• **The request**:
Pick out each line containing the string "течению".

>>

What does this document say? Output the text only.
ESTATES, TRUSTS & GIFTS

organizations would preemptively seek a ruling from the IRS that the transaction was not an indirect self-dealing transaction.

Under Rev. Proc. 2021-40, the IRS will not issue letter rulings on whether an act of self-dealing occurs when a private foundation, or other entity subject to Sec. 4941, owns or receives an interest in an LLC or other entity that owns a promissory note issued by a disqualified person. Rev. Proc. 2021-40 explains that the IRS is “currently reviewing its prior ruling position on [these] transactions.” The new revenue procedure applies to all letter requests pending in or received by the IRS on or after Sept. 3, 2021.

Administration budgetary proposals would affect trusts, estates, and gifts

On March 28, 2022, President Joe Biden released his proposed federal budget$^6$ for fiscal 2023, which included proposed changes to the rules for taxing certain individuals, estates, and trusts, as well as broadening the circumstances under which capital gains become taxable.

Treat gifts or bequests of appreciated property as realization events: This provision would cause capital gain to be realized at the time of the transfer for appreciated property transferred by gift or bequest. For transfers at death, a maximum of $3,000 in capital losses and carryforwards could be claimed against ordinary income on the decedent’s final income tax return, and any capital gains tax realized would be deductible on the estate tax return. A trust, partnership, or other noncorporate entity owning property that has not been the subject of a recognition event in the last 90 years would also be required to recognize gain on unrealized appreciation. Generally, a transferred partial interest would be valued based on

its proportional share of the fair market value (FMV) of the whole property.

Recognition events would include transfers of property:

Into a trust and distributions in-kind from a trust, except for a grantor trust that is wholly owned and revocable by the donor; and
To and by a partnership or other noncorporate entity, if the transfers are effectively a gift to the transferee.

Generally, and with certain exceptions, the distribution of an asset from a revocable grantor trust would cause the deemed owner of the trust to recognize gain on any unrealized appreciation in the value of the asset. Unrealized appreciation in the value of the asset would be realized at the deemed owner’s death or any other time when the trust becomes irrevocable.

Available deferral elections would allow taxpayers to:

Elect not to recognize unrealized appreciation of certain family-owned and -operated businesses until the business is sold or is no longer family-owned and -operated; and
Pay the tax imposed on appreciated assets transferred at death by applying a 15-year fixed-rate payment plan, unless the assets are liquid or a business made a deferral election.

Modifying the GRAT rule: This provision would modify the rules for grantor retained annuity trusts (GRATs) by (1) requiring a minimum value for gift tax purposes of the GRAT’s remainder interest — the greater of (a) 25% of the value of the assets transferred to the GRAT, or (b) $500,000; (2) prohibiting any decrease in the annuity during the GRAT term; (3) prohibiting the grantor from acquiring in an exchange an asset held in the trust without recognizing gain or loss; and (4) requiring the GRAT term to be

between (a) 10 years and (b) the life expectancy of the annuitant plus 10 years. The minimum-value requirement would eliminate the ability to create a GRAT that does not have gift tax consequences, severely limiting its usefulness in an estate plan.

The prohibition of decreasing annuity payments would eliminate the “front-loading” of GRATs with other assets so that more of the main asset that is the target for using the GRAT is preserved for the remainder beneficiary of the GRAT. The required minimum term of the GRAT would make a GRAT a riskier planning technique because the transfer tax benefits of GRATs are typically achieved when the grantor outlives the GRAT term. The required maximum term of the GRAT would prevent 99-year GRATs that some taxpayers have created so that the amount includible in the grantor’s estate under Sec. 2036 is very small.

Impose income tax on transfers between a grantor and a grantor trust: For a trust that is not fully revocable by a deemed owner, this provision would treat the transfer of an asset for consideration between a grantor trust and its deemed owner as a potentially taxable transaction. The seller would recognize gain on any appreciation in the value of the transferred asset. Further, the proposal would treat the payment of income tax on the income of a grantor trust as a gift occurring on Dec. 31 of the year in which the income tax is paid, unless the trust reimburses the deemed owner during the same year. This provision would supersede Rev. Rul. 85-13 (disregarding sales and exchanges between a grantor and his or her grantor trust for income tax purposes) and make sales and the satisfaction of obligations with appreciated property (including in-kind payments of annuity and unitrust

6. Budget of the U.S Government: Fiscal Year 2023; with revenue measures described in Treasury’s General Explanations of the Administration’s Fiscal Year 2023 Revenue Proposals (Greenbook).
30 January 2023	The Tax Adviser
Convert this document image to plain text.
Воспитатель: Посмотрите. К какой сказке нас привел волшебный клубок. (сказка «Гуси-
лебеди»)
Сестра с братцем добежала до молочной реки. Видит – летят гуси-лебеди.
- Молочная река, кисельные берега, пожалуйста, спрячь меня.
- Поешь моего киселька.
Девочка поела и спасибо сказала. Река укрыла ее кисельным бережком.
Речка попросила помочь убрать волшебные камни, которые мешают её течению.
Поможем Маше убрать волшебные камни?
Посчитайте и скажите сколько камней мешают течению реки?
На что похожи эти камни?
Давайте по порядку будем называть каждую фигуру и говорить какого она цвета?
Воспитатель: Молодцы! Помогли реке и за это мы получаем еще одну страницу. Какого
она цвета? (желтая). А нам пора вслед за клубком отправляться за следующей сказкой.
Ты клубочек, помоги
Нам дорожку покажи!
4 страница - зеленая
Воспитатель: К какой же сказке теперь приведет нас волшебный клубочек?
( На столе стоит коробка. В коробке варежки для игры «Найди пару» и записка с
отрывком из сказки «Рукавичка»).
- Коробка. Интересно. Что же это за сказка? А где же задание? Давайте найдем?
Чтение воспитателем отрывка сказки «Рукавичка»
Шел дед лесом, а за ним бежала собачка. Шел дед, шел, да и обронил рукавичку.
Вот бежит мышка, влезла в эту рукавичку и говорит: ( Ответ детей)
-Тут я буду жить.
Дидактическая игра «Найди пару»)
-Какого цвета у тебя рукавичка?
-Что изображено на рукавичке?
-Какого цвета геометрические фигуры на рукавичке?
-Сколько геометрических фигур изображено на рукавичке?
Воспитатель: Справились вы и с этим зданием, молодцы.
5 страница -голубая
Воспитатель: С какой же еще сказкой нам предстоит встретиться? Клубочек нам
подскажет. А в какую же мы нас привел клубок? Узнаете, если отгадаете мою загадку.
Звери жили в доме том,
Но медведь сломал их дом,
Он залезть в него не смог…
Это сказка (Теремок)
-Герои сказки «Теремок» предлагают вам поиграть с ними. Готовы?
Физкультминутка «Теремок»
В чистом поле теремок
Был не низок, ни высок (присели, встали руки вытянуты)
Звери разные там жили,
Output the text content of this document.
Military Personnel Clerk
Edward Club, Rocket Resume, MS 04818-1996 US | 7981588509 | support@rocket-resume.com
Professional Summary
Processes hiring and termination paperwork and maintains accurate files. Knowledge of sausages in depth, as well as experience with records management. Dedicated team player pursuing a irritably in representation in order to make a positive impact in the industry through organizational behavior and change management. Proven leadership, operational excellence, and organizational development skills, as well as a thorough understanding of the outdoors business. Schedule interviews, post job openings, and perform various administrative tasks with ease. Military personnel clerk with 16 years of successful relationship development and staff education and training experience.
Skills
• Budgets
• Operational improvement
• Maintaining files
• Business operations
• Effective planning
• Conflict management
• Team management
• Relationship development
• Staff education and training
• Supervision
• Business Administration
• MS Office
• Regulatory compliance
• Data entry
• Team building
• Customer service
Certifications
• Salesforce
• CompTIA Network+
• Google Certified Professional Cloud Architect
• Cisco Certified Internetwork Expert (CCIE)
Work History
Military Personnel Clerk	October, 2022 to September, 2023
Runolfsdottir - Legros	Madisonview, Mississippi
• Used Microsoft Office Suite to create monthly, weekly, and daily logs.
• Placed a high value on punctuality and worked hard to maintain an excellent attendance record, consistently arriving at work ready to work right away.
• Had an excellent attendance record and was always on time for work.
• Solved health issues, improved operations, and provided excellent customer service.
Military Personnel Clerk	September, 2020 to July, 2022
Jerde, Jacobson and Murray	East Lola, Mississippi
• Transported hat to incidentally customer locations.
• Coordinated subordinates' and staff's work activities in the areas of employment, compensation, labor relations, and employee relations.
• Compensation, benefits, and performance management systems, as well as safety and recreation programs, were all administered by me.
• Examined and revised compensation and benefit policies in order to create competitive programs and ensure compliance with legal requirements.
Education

<<

• **Task response**:
Речка попросила помочь убрать волшебные камни, которые мешают её течению.
Посчитайте и скажите сколько камней мешают течению реки?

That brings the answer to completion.